* START TASK INPUT *

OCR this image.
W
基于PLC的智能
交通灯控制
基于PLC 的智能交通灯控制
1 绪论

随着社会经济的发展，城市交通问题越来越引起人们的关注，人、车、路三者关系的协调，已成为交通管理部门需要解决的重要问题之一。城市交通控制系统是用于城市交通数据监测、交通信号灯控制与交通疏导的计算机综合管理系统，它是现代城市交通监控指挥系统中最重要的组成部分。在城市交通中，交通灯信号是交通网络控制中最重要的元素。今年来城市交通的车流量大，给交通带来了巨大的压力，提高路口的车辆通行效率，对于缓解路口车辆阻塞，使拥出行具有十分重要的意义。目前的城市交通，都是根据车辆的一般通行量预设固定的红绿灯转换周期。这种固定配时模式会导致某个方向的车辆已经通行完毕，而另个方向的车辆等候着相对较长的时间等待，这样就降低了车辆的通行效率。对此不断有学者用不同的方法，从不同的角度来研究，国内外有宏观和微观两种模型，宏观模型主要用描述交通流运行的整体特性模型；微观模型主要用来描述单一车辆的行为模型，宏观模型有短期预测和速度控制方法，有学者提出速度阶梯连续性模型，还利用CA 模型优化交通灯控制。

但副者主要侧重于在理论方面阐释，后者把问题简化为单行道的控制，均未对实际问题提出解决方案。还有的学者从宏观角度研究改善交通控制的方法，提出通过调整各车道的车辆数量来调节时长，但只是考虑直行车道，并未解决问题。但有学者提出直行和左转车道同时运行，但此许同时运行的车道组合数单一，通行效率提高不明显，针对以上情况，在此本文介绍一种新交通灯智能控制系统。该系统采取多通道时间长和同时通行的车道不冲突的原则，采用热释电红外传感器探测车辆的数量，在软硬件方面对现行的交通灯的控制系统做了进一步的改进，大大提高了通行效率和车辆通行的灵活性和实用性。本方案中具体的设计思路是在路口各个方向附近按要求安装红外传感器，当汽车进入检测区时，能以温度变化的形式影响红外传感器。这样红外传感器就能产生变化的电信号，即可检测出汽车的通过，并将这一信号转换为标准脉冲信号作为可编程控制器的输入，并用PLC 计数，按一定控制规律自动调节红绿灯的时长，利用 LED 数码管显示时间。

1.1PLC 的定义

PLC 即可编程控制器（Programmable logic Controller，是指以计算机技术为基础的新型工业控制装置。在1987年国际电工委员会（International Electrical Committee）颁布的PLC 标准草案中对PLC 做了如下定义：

* END TASK INPUT *

### [INSTRUCTION]
Transcribe each entry exactly.

### [SOLUTION TO THIS EXERCISE]
OCR this image.
W
基于PLC的智能
交通灯控制
基于PLC 的智能交通灯控制
1 绪论

随着社会经济的发展，城市交通问题越来越引起人们的关注，人、车、路三者关系的协调，已成为交通管理部门需要解决的重要问题之一。城市交通控制系统是用于城市交通数据监测、交通信号灯控制与交通疏导的计算机综合管理系统，它是现代城市交通监控指挥系统中最重要的组成部分。在城市交通中，交通灯信号是交通网络控制中最重要的元素。今年来城市交通的车流量大，给交通带来了巨大的压力，提高路口的车辆通行效率，对于缓解路口车辆阻塞，使拥出行具有十分重要的意义。目前的城市交通，都是根据车辆的一般通行量预设固定的红绿灯转换周期。这种固定配时模式会导致某个方向的车辆已经通行完毕，而另个方向的车辆等候着相对较长的时间等待，这样就降低了车辆的通行效率。对此不断有学者用不同的方法，从不同的角度来研究，国内外有宏观和微观两种模型，宏观模型主要用描述交通流运行的整体特性模型；微观模型主要用来描述单一车辆的行为模型，宏观模型有短期预测和速度控制方法，有学者提出速度阶梯连续性模型，还利用CA 模型优化交通灯控制。

但副者主要侧重于在理论方面阐释，后者把问题简化为单行道的控制，均未对实际问题提出解决方案。还有的学者从宏观角度研究改善交通控制的方法，提出通过调整各车道的车辆数量来调节时长，但只是考虑直行车道，并未解决问题。但有学者提出直行和左转车道同时运行，但此许同时运行的车道组合数单一，通行效率提高不明显，针对以上情况，在此本文介绍一种新交通灯智能控制系统。该系统采取多通道时间长和同时通行的车道不冲突的原则，采用热释电红外传感器探测车辆的数量，在软硬件方面对现行的交通灯的控制系统做了进一步的改进，大大提高了通行效率和车辆通行的灵活性和实用性。本方案中具体的设计思路是在路口各个方向附近按要求安装红外传感器，当汽车进入检测区时，能以温度变化的形式影响红外传感器。这样红外传感器就能产生变化的电信号，即可检测出汽车的通过，并将这一信号转换为标准脉冲信号作为可编程控制器的输入，并用PLC 计数，按一定控制规律自动调节红绿灯的时长，利用 LED 数码管显示时间。

1.1PLC 的定义

PLC 即可编程控制器（Programmable logic Controller，是指以计算机技术为基础的新型工业控制装置。在1987年国际电工委员会（International Electrical Committee）颁布的PLC 标准草案中对PLC 做了如下定义：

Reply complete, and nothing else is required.